**AIM OF THE TASK:** Repeat the listing in full. Nothing may be added or left out.

--- Begin ---

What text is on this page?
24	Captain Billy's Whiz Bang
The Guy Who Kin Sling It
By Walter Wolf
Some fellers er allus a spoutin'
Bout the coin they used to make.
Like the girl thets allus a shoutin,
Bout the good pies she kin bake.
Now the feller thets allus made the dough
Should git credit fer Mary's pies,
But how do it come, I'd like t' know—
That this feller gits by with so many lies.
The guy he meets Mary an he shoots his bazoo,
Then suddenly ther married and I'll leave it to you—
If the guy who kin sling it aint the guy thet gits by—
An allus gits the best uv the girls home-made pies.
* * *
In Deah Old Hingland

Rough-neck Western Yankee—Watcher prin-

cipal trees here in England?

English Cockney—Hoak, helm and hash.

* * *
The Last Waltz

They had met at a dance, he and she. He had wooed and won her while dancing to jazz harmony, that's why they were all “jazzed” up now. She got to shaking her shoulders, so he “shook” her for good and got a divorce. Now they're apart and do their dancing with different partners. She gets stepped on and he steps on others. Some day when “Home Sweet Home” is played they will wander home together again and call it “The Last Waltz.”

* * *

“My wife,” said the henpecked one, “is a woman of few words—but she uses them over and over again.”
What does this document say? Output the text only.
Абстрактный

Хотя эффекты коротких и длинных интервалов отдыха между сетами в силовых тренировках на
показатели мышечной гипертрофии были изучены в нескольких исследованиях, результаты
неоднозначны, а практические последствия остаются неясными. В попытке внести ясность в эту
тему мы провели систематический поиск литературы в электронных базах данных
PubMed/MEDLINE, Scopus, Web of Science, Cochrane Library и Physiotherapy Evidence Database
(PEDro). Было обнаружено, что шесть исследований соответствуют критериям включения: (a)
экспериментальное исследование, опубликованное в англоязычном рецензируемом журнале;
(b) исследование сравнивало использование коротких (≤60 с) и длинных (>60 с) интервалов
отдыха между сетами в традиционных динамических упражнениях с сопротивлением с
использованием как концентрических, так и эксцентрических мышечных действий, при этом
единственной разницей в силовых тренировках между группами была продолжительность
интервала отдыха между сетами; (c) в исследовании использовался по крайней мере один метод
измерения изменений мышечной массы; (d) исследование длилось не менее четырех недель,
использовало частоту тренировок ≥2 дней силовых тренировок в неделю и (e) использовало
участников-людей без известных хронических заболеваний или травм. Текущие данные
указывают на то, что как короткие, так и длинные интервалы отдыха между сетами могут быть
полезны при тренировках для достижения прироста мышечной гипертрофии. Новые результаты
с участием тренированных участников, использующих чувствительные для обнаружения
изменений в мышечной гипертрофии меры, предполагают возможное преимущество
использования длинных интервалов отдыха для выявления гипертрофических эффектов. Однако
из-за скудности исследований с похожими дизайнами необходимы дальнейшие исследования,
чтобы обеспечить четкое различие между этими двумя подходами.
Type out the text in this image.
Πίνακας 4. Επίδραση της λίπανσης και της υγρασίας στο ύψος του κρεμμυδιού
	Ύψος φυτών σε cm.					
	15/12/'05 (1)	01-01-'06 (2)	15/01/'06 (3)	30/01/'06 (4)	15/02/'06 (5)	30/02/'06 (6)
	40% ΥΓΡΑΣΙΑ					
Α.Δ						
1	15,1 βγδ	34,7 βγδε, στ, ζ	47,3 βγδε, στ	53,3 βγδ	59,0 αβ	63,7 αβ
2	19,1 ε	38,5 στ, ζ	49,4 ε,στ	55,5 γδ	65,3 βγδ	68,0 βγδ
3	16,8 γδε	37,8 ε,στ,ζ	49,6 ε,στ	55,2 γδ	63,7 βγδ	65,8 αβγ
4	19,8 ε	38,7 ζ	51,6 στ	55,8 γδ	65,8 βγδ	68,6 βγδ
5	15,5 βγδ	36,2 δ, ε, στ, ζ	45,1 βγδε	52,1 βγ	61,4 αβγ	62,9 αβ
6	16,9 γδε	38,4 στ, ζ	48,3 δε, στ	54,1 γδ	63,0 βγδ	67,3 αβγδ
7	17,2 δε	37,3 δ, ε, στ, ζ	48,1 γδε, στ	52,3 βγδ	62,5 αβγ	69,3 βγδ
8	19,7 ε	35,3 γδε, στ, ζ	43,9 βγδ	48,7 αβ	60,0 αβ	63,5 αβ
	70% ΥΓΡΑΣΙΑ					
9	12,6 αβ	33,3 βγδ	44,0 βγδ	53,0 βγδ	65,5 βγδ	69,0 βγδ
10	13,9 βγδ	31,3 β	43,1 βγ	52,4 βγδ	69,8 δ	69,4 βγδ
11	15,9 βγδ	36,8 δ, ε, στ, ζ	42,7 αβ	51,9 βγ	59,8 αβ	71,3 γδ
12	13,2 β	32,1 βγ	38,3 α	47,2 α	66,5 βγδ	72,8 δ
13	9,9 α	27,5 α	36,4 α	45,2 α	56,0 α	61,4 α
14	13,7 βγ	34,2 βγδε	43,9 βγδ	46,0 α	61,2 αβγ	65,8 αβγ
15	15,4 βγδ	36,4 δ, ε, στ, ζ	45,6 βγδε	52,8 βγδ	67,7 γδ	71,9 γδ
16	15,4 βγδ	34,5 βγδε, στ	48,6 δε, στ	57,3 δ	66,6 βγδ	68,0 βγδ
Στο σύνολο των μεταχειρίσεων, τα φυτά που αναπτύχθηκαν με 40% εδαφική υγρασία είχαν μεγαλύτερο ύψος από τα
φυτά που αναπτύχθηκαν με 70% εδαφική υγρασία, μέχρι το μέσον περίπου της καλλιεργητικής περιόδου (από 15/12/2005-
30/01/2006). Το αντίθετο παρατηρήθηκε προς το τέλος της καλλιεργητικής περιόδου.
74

--- End ---

**THE REPLY:**
What text is on this page?
24	Captain Billy's Whiz Bang
The Guy Who Kin Sling It
By Walter Wolf
Some fellers er allus a spoutin'
Bout the coin they used to make.
Like the girl thets allus a shoutin,
Bout the good pies she kin bake.
Now the feller thets allus made the dough
Should git credit fer Mary's pies,
But how do it come, I'd like t' know—
That this feller gits by with so many lies.
The guy he meets Mary an he shoots his bazoo,
Then suddenly ther married and I'll leave it to you—
If the guy who kin sling it aint the guy thet gits by—
An allus gits the best uv the girls home-made pies.
* * *
In Deah Old Hingland

Rough-neck Western Yankee—Watcher prin-

cipal trees here in England?

English Cockney—Hoak, helm and hash.

* * *
The Last Waltz

They had met at a dance, he and she. He had wooed and won her while dancing to jazz harmony, that's why they were all “jazzed” up now. She got to shaking her shoulders, so he “shook” her for good and got a divorce. Now they're apart and do their dancing with different partners. She gets stepped on and he steps on others. Some day when “Home Sweet Home” is played they will wander home together again and call it “The Last Waltz.”

* * *

“My wife,” said the henpecked one, “is a woman of few words—but she uses them over and over again.”
What does this document say? Output the text only.
Абстрактный

Хотя эффекты коротких и длинных интервалов отдыха между сетами в силовых тренировках на
показатели мышечной гипертрофии были изучены в нескольких исследованиях, результаты
неоднозначны, а практические последствия остаются неясными. В попытке внести ясность в эту
тему мы провели систематический поиск литературы в электронных базах данных
PubMed/MEDLINE, Scopus, Web of Science, Cochrane Library и Physiotherapy Evidence Database
(PEDro). Было обнаружено, что шесть исследований соответствуют критериям включения: (a)
экспериментальное исследование, опубликованное в англоязычном рецензируемом журнале;
(b) исследование сравнивало использование коротких (≤60 с) и длинных (>60 с) интервалов
отдыха между сетами в традиционных динамических упражнениях с сопротивлением с
использованием как концентрических, так и эксцентрических мышечных действий, при этом
единственной разницей в силовых тренировках между группами была продолжительность
интервала отдыха между сетами; (c) в исследовании использовался по крайней мере один метод
измерения изменений мышечной массы; (d) исследование длилось не менее четырех недель,
использовало частоту тренировок ≥2 дней силовых тренировок в неделю и (e) использовало
участников-людей без известных хронических заболеваний или травм. Текущие данные
указывают на то, что как короткие, так и длинные интервалы отдыха между сетами могут быть
полезны при тренировках для достижения прироста мышечной гипертрофии. Новые результаты
с участием тренированных участников, использующих чувствительные для обнаружения
изменений в мышечной гипертрофии меры, предполагают возможное преимущество
использования длинных интервалов отдыха для выявления гипертрофических эффектов. Однако
из-за скудности исследований с похожими дизайнами необходимы дальнейшие исследования,
чтобы обеспечить четкое различие между этими двумя подходами.
Type out the text in this image.
Πίνακας 4. Επίδραση της λίπανσης και της υγρασίας στο ύψος του κρεμμυδιού
	Ύψος φυτών σε cm.					
	15/12/'05 (1)	01-01-'06 (2)	15/01/'06 (3)	30/01/'06 (4)	15/02/'06 (5)	30/02/'06 (6)
	40% ΥΓΡΑΣΙΑ					
Α.Δ						
1	15,1 βγδ	34,7 βγδε, στ, ζ	47,3 βγδε, στ	53,3 βγδ	59,0 αβ	63,7 αβ
2	19,1 ε	38,5 στ, ζ	49,4 ε,στ	55,5 γδ	65,3 βγδ	68,0 βγδ
3	16,8 γδε	37,8 ε,στ,ζ	49,6 ε,στ	55,2 γδ	63,7 βγδ	65,8 αβγ
4	19,8 ε	38,7 ζ	51,6 στ	55,8 γδ	65,8 βγδ	68,6 βγδ
5	15,5 βγδ	36,2 δ, ε, στ, ζ	45,1 βγδε	52,1 βγ	61,4 αβγ	62,9 αβ
6	16,9 γδε	38,4 στ, ζ	48,3 δε, στ	54,1 γδ	63,0 βγδ	67,3 αβγδ
7	17,2 δε	37,3 δ, ε, στ, ζ	48,1 γδε, στ	52,3 βγδ	62,5 αβγ	69,3 βγδ
8	19,7 ε	35,3 γδε, στ, ζ	43,9 βγδ	48,7 αβ	60,0 αβ	63,5 αβ
	70% ΥΓΡΑΣΙΑ					
9	12,6 αβ	33,3 βγδ	44,0 βγδ	53,0 βγδ	65,5 βγδ	69,0 βγδ
10	13,9 βγδ	31,3 β	43,1 βγ	52,4 βγδ	69,8 δ	69,4 βγδ
11	15,9 βγδ	36,8 δ, ε, στ, ζ	42,7 αβ	51,9 βγ	59,8 αβ	71,3 γδ
12	13,2 β	32,1 βγ	38,3 α	47,2 α	66,5 βγδ	72,8 δ
13	9,9 α	27,5 α	36,4 α	45,2 α	56,0 α	61,4 α
14	13,7 βγ	34,2 βγδε	43,9 βγδ	46,0 α	61,2 αβγ	65,8 αβγ
15	15,4 βγδ	36,4 δ, ε, στ, ζ	45,6 βγδε	52,8 βγδ	67,7 γδ	71,9 γδ
16	15,4 βγδ	34,5 βγδε, στ	48,6 δε, στ	57,3 δ	66,6 βγδ	68,0 βγδ
Στο σύνολο των μεταχειρίσεων, τα φυτά που αναπτύχθηκαν με 40% εδαφική υγρασία είχαν μεγαλύτερο ύψος από τα
φυτά που αναπτύχθηκαν με 70% εδαφική υγρασία, μέχρι το μέσον περίπου της καλλιεργητικής περιόδου (από 15/12/2005-
30/01/2006). Το αντίθετο παρατηρήθηκε προς το τέλος της καλλιεργητικής περιόδου.
74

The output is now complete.